>> begin EXCERPTED DATA
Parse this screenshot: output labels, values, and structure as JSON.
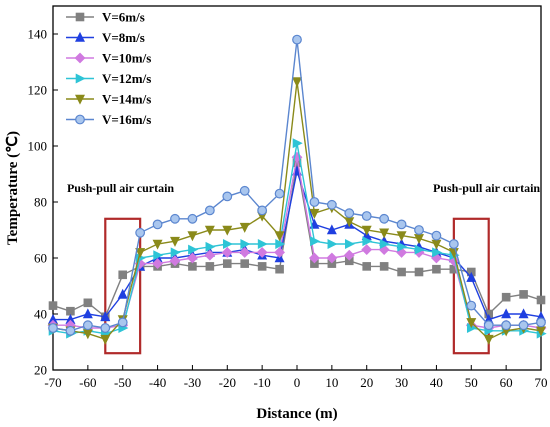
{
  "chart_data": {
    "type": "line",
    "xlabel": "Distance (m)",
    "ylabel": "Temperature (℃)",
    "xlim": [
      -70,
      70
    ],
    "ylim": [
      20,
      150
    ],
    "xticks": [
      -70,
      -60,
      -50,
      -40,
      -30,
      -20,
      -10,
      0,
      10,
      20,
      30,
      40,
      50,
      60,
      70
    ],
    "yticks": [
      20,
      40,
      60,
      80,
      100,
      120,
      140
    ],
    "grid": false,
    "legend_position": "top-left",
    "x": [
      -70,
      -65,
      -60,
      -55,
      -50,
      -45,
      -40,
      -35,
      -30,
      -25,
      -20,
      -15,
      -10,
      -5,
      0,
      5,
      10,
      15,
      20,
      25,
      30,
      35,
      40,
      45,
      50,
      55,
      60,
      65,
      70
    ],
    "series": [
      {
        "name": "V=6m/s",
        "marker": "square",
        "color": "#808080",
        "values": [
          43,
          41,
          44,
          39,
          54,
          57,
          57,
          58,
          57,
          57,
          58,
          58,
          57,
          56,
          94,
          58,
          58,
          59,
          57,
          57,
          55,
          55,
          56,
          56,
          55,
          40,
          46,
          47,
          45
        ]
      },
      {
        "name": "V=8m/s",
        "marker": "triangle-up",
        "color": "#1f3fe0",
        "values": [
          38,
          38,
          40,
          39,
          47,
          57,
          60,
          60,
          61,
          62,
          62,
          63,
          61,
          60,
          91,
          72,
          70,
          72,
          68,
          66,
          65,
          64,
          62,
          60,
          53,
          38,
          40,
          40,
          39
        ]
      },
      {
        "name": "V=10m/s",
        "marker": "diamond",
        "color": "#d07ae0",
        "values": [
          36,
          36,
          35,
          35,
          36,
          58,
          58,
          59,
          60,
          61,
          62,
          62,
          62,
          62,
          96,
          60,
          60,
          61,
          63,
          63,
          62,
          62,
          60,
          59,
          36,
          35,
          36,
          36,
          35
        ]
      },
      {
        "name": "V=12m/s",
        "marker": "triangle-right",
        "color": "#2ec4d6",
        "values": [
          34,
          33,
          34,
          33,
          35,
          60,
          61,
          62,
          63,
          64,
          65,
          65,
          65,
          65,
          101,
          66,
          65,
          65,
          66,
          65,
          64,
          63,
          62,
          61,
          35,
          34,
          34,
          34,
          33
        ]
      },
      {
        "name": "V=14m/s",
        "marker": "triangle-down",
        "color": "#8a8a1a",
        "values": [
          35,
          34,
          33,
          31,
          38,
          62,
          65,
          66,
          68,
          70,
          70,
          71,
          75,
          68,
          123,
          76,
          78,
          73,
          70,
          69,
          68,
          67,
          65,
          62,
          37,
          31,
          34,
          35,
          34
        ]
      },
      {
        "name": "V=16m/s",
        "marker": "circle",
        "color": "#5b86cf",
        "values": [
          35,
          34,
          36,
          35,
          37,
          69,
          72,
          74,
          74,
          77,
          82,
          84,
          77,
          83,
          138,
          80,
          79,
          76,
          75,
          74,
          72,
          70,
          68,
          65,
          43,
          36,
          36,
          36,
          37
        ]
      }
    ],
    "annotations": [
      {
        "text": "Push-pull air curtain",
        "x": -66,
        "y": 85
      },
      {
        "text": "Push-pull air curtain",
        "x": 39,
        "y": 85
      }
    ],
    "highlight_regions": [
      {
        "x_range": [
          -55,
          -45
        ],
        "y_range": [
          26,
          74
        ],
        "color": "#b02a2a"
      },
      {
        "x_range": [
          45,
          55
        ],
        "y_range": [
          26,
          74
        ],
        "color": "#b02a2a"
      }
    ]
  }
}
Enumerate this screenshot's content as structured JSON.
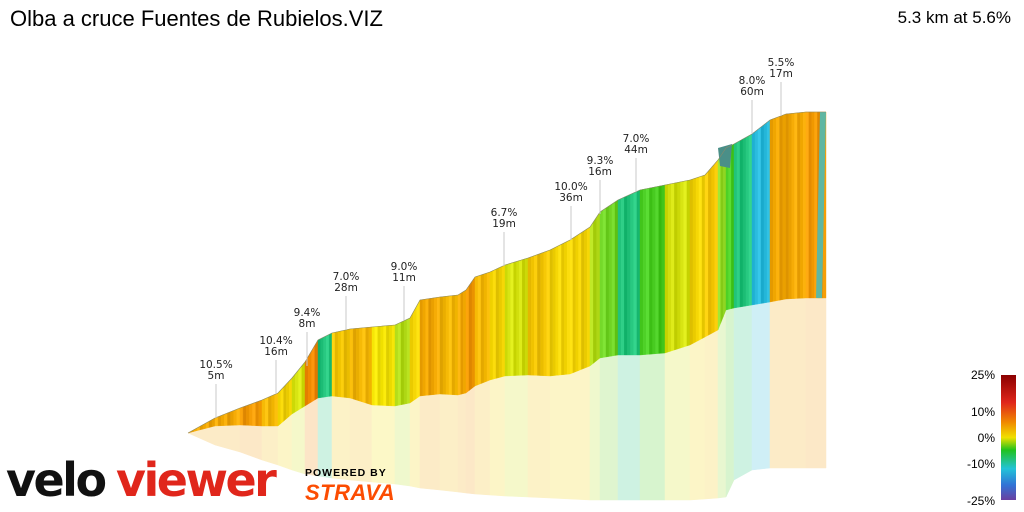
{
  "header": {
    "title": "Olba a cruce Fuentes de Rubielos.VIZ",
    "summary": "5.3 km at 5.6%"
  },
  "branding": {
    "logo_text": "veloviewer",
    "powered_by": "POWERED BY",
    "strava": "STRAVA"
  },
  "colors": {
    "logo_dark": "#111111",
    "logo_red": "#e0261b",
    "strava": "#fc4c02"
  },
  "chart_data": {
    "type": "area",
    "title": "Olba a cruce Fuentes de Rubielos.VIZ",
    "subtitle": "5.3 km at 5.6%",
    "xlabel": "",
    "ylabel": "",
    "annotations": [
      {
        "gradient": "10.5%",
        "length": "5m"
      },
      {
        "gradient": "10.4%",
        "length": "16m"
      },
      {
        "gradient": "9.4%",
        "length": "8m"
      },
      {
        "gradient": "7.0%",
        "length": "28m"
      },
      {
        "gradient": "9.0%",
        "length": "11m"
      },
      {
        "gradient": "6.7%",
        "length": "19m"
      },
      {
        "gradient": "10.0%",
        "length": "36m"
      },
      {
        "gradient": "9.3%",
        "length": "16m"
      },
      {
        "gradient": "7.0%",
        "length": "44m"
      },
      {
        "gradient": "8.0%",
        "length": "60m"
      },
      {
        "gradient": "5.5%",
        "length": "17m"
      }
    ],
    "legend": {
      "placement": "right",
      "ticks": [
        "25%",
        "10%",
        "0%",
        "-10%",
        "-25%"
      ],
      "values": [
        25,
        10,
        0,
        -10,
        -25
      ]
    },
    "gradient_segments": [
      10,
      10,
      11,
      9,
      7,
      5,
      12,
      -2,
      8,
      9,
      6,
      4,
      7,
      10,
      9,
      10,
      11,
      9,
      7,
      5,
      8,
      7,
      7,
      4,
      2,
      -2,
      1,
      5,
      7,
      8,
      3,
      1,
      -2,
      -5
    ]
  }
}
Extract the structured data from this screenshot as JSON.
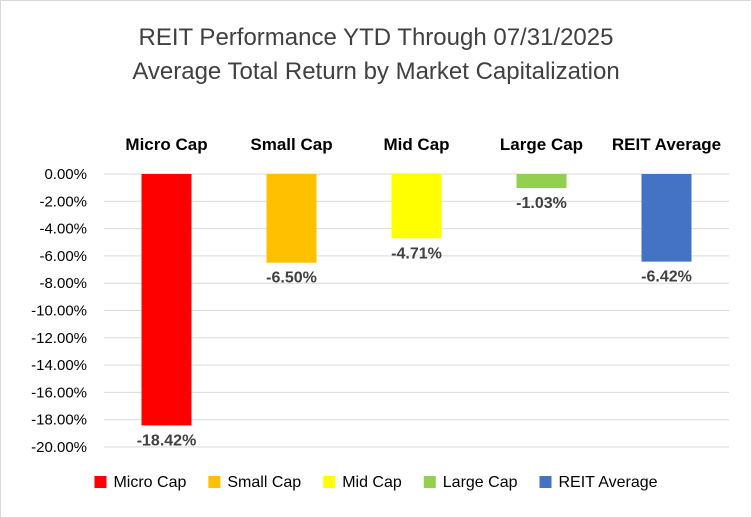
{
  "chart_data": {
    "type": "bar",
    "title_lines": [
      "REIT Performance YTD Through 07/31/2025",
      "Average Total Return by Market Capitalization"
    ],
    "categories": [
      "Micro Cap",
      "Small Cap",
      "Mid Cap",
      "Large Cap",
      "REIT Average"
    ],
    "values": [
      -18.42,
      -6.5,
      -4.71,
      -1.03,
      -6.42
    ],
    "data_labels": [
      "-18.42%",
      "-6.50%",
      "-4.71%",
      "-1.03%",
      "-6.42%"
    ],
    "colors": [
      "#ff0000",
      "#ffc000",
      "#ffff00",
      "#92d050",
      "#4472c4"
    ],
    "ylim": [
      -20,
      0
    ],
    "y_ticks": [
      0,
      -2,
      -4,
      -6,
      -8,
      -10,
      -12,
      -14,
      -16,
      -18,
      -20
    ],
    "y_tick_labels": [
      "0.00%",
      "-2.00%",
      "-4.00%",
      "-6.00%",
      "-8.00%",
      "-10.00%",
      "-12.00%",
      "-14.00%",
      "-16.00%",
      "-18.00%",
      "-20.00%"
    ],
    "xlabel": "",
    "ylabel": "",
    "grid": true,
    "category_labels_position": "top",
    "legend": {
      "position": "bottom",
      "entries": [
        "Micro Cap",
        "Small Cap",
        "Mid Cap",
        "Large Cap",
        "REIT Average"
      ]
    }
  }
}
>> end EXCERPTED DATA
>> begin EXCERPTED DATA
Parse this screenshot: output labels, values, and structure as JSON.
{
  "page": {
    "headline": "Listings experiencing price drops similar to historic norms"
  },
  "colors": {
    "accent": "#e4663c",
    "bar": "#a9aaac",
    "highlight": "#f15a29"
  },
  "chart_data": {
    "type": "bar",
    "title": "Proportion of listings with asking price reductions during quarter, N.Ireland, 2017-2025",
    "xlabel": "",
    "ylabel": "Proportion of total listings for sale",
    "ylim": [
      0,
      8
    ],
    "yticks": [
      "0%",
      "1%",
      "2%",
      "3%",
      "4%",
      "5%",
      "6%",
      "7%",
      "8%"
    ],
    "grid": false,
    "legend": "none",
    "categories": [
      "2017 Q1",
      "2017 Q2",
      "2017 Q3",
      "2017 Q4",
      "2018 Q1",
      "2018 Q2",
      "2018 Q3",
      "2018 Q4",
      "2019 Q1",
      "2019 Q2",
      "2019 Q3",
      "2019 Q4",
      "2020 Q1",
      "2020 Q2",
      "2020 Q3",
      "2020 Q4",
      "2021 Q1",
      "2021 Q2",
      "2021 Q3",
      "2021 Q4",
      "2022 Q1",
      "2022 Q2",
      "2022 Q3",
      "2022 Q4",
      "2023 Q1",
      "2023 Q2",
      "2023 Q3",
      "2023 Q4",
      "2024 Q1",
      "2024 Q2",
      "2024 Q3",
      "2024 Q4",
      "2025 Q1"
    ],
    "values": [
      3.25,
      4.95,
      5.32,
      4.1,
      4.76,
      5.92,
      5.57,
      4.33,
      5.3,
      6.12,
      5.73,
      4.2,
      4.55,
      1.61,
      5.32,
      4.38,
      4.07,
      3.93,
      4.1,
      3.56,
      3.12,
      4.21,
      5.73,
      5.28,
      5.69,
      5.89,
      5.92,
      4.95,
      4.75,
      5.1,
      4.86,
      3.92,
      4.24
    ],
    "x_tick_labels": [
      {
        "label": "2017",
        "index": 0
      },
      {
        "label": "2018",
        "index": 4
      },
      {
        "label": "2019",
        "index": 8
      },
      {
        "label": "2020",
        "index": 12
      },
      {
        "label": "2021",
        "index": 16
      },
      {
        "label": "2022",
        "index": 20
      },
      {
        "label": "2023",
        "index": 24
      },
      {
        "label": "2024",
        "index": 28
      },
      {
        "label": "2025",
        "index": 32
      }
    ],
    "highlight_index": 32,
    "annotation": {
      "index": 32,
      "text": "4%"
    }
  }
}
>> end EXCERPTED DATA
>> begin EXCERPTED DATA
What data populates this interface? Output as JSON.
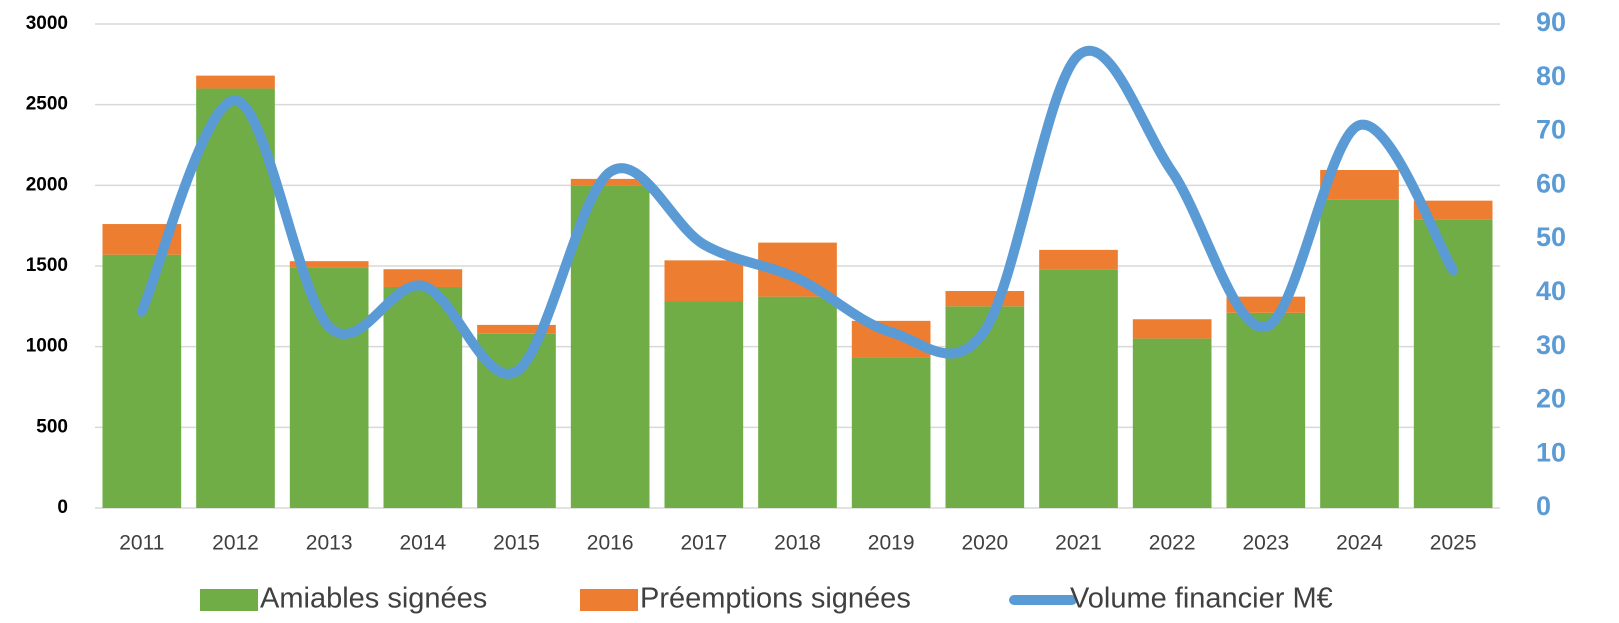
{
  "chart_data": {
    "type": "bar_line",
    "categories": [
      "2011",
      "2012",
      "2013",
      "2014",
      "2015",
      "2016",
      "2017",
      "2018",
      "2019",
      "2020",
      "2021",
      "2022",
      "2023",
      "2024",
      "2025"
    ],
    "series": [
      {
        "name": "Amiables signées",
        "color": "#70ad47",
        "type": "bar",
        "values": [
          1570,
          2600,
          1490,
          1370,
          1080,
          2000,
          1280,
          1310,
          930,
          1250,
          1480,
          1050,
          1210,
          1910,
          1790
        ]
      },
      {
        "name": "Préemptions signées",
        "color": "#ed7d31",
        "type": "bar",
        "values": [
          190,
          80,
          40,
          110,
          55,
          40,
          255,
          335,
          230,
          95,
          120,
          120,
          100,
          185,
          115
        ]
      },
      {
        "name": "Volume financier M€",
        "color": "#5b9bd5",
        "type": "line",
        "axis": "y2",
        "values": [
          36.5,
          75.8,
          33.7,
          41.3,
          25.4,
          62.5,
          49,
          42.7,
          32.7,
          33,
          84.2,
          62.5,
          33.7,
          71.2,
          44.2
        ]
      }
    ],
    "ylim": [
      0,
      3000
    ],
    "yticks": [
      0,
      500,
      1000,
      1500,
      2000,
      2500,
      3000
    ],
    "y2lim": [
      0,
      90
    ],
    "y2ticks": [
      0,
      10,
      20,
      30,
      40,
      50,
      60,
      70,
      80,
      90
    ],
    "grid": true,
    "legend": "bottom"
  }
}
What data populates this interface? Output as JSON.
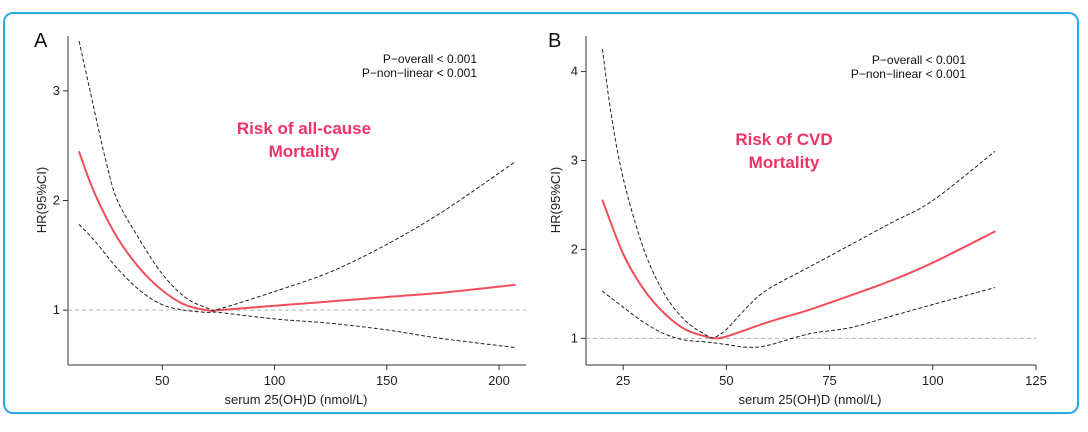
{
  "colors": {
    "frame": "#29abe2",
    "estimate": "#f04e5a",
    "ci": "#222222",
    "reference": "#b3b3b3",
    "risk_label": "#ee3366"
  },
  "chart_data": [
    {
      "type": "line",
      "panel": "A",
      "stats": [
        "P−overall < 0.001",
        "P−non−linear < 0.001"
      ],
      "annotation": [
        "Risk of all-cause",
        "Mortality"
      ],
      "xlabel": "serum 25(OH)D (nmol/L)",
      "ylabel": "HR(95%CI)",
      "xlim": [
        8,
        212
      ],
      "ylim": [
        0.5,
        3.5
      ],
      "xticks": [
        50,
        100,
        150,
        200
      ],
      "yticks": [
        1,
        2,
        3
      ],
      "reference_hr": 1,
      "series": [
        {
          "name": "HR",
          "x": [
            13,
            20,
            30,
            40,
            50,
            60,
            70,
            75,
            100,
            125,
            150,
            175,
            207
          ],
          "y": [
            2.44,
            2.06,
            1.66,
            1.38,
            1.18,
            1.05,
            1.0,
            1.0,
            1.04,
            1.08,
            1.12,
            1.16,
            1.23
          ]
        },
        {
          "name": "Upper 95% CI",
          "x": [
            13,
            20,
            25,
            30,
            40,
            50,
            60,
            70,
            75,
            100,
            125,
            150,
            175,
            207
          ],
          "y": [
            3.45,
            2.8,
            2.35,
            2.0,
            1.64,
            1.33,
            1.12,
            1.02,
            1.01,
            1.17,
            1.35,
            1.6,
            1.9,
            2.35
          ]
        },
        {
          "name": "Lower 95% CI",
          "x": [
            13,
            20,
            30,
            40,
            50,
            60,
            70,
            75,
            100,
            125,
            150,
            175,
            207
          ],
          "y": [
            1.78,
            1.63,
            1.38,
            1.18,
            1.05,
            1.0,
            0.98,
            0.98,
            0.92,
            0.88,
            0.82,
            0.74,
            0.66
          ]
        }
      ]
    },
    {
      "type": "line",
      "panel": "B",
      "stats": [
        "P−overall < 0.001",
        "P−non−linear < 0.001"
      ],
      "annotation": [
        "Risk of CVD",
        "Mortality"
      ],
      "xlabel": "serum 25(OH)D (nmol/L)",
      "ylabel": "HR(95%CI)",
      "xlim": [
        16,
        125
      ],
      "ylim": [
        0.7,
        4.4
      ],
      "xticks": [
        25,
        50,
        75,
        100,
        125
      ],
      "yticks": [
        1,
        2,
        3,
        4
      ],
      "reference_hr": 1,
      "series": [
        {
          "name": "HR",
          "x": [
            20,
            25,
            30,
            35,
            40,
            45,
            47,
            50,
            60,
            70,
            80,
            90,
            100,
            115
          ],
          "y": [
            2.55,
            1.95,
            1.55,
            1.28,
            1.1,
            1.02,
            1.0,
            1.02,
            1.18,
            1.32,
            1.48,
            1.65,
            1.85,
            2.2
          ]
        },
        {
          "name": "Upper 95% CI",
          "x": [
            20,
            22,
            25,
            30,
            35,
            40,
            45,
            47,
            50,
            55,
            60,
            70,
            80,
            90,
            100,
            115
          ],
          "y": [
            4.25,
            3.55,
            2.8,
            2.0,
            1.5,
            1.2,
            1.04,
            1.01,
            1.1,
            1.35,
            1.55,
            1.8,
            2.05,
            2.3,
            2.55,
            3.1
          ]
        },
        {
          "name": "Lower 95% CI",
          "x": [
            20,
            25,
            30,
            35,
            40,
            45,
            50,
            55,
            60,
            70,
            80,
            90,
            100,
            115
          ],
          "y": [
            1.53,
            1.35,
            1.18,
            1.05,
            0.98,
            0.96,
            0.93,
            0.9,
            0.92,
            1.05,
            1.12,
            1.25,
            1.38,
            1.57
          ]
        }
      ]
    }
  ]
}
>> end EXCERPTED DATA
| EXERCISE DIRECTIONS |
Count the lines in the material above where the string "signées" appears, then state only that count.

| CORRECT RESULT |
2